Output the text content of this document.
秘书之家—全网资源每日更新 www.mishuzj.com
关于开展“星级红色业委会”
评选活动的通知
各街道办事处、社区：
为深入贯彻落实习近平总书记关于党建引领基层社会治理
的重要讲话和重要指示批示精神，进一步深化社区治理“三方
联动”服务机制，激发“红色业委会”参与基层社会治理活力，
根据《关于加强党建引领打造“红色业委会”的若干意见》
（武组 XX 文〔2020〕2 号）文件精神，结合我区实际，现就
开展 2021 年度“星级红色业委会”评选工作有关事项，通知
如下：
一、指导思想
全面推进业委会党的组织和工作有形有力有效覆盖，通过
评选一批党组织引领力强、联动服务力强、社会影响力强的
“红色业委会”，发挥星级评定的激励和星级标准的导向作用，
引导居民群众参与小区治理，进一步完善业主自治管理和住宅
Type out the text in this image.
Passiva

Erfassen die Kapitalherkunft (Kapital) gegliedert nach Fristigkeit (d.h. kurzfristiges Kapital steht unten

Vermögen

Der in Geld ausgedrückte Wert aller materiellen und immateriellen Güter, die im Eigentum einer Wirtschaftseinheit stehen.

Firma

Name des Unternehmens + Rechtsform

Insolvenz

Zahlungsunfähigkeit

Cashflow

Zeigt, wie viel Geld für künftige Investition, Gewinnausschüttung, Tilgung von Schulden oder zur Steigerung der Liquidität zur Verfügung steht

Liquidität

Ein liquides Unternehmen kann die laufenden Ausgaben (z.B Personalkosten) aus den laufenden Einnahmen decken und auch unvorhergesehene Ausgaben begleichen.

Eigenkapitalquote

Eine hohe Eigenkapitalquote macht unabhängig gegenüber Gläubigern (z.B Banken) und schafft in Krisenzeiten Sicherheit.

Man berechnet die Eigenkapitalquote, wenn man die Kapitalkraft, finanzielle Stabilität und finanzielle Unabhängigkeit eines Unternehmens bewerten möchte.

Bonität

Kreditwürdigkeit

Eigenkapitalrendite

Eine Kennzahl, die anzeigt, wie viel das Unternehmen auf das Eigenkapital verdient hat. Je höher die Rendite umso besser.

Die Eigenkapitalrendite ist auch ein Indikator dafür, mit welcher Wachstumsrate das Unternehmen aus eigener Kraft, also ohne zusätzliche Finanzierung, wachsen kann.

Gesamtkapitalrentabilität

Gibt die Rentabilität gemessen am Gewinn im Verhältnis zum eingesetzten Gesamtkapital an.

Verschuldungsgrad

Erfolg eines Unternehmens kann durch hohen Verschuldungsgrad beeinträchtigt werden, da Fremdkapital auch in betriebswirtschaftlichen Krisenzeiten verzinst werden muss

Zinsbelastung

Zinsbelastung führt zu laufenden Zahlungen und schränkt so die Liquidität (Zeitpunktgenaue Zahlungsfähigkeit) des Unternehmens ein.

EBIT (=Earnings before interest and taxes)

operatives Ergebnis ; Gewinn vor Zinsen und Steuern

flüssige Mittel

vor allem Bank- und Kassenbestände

※ ※ ※

__Directions for this task__: State how many lines hold the word "Zinsbelastung". The number is the whole answer.

__Written reply__: 2